» **PROBLEM DETAILS**: Copy out all lines that hold "Buševec".

» **TASK DATA**:
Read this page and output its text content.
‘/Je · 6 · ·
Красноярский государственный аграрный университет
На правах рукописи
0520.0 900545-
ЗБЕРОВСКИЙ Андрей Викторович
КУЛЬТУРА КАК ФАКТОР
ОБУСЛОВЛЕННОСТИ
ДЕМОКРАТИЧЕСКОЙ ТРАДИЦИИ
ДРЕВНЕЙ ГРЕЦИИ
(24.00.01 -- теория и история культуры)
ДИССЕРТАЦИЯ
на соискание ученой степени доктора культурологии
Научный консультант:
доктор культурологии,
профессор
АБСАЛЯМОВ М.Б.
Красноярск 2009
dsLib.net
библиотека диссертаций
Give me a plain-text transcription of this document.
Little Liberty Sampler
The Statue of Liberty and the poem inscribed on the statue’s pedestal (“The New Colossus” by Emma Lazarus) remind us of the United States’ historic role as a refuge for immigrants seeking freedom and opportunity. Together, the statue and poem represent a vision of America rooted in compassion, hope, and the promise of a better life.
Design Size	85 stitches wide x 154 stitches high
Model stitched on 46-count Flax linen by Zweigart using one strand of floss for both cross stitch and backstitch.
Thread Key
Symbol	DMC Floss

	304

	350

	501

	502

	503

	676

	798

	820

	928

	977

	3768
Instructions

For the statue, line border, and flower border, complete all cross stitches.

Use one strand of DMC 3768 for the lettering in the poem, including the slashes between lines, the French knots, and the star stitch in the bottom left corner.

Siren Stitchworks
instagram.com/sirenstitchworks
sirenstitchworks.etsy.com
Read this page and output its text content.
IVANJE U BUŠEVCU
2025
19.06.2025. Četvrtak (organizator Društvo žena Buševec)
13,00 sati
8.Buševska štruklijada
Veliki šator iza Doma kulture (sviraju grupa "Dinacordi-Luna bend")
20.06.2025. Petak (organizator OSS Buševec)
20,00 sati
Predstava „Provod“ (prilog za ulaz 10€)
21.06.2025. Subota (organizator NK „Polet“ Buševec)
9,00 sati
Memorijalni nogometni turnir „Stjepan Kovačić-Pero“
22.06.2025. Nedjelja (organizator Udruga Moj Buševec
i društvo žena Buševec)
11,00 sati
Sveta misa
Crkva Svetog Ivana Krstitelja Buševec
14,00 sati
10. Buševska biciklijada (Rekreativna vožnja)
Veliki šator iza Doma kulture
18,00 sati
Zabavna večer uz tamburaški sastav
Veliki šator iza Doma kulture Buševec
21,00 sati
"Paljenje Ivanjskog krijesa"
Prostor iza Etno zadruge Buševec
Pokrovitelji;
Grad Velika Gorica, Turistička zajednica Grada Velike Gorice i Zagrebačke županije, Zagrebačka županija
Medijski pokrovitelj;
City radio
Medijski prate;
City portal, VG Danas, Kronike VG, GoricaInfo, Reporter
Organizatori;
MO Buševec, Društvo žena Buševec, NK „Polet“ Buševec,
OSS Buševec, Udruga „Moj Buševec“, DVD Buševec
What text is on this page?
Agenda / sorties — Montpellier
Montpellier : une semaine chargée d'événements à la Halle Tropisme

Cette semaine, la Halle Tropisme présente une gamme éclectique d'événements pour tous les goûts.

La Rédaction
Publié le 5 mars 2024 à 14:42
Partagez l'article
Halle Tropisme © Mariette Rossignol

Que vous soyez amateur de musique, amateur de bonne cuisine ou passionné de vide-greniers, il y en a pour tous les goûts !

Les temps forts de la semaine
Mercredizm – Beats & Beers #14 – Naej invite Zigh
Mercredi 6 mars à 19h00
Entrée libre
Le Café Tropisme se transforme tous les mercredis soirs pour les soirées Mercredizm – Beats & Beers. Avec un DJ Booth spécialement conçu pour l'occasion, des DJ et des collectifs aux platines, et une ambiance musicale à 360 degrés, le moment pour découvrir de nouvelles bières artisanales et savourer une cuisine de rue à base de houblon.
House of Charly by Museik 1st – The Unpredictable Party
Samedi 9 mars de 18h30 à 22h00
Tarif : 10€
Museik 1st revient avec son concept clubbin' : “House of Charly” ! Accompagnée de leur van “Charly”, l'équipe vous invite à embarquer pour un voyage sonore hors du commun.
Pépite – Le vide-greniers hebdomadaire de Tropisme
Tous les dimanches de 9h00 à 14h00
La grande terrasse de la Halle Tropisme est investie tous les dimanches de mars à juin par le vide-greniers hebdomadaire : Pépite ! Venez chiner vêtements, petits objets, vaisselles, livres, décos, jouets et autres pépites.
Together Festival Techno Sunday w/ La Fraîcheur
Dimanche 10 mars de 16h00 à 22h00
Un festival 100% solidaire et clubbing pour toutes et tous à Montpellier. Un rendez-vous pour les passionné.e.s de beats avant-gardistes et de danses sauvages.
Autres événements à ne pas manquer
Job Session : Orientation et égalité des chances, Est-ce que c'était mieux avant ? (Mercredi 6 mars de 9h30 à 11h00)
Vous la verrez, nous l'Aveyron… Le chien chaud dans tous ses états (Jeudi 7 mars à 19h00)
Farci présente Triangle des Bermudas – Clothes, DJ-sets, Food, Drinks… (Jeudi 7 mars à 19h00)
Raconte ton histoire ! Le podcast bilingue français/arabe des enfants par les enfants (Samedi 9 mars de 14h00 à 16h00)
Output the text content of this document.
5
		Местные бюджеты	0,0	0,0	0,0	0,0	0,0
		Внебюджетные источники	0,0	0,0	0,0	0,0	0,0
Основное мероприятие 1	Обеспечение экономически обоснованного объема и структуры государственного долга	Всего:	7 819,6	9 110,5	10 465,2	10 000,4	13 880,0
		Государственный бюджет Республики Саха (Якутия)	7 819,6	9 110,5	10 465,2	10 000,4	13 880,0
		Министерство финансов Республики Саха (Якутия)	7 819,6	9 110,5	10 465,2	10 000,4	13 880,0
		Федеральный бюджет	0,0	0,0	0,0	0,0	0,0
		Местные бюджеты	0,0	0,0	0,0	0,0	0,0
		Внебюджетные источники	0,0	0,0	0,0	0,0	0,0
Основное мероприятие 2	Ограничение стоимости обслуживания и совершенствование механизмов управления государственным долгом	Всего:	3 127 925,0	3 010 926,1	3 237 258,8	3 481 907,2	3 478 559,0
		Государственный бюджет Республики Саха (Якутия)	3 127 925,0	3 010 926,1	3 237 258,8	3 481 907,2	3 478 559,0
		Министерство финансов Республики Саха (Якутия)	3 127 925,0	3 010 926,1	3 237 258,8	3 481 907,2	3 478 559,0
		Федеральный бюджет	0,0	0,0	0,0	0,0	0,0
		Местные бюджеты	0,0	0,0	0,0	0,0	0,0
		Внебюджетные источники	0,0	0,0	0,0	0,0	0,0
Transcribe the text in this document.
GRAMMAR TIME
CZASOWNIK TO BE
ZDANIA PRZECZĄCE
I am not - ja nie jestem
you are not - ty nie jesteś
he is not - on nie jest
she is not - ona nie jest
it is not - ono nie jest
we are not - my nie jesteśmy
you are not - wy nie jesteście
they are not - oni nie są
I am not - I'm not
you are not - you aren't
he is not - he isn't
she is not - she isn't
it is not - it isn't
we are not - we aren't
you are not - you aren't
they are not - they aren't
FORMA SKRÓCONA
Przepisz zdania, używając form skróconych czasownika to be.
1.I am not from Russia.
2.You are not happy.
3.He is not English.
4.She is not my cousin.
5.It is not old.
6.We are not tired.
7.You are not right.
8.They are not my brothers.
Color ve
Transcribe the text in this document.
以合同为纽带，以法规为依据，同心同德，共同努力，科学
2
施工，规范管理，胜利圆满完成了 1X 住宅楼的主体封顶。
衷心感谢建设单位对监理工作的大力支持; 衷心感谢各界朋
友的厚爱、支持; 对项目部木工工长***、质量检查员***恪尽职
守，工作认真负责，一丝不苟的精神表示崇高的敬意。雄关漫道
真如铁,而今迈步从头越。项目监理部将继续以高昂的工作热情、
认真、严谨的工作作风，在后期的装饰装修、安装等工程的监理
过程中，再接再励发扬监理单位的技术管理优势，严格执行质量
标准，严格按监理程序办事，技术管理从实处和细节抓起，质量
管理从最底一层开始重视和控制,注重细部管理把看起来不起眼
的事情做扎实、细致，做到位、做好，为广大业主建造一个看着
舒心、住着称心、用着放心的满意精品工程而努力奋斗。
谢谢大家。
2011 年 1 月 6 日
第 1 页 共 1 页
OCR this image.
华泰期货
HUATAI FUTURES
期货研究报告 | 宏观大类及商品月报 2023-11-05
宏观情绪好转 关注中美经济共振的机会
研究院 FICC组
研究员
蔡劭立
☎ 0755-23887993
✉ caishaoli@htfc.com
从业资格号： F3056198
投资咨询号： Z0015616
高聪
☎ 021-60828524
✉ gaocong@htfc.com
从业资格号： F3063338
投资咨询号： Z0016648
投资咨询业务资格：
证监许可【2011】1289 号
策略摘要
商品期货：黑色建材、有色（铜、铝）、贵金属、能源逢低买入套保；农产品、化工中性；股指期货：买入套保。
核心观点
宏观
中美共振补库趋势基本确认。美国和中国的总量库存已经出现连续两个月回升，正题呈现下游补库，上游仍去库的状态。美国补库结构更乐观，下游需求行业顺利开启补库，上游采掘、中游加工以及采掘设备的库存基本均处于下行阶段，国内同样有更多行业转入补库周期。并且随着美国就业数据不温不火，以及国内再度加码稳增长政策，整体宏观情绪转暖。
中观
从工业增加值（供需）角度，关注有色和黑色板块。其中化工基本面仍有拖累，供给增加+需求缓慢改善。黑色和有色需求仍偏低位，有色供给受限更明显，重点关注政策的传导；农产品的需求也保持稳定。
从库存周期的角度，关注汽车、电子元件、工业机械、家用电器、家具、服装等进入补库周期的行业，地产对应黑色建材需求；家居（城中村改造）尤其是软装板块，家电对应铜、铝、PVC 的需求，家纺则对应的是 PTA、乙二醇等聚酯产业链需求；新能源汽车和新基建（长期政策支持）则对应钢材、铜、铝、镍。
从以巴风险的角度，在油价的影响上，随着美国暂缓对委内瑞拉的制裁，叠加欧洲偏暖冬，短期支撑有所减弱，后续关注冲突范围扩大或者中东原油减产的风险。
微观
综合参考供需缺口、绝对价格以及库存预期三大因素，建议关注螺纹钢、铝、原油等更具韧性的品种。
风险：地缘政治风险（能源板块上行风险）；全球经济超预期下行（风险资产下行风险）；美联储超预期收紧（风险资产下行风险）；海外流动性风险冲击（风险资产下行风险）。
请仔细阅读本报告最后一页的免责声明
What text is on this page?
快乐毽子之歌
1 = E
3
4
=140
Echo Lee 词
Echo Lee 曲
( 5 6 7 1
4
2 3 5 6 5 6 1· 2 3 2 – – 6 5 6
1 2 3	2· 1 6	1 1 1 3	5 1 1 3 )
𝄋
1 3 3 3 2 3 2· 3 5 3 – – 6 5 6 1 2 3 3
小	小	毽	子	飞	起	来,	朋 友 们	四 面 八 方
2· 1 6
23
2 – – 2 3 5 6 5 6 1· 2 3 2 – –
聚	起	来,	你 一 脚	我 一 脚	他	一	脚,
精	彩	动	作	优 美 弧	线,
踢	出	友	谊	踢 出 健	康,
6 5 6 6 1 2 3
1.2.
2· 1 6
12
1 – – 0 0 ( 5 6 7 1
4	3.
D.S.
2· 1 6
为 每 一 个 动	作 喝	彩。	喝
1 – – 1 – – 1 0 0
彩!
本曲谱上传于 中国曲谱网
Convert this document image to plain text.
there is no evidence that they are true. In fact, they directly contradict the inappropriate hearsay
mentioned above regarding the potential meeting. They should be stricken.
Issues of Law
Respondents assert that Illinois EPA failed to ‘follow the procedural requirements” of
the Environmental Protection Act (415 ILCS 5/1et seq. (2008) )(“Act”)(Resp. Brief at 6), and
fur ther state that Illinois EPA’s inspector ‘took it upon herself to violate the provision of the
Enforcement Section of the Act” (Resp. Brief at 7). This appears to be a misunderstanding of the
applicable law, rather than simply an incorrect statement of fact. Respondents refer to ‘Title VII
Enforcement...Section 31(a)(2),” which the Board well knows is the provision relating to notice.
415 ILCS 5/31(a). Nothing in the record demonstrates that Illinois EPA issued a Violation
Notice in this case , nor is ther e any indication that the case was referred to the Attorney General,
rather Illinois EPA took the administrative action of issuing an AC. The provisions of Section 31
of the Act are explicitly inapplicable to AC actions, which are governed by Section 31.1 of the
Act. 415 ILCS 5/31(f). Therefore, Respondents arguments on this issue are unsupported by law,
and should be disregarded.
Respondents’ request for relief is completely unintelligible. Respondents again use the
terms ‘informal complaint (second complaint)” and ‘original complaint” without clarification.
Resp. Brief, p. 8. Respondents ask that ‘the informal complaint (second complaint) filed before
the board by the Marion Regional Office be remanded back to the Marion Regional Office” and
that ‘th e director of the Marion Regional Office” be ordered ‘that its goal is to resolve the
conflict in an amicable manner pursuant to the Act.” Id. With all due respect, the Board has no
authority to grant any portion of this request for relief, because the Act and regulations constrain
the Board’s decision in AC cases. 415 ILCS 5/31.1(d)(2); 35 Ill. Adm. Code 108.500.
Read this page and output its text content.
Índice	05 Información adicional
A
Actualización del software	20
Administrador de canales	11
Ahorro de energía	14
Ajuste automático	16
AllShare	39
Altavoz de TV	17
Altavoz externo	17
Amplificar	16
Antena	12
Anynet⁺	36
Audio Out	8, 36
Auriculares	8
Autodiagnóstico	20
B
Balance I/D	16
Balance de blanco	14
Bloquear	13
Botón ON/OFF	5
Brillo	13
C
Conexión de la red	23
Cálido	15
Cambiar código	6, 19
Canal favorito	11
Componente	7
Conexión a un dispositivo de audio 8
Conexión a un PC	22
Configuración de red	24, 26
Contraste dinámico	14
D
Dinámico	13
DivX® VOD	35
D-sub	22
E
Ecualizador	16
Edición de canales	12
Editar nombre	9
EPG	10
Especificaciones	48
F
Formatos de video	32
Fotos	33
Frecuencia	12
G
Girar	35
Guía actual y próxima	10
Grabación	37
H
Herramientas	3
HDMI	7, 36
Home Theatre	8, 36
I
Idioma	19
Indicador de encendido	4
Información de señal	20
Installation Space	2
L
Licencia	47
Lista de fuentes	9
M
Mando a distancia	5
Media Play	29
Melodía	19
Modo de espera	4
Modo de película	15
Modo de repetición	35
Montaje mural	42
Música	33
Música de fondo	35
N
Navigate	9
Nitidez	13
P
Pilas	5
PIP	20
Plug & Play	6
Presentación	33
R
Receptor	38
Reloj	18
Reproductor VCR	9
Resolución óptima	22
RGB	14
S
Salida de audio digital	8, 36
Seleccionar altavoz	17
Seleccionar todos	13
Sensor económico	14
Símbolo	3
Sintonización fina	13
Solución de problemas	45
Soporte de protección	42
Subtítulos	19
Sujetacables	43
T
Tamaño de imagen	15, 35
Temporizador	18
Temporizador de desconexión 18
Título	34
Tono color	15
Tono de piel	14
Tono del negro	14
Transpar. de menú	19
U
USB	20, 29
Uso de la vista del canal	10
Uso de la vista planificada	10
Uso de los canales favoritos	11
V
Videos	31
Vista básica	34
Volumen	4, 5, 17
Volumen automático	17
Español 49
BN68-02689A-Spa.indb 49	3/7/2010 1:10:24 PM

» **THE RESPONSE**:
19.06.2025. Četvrtak (organizator Društvo žena Buševec)
20.06.2025. Petak (organizator OSS Buševec)
21.06.2025. Subota (organizator NK „Polet“ Buševec)
22.06.2025. Nedjelja (organizator Udruga Moj Buševec
i društvo žena Buševec)
Crkva Svetog Ivana Krstitelja Buševec
Veliki šator iza Doma kulture Buševec
Prostor iza Etno zadruge Buševec
MO Buševec, Društvo žena Buševec, NK „Polet“ Buševec,
OSS Buševec, Udruga „Moj Buševec“, DVD Buševec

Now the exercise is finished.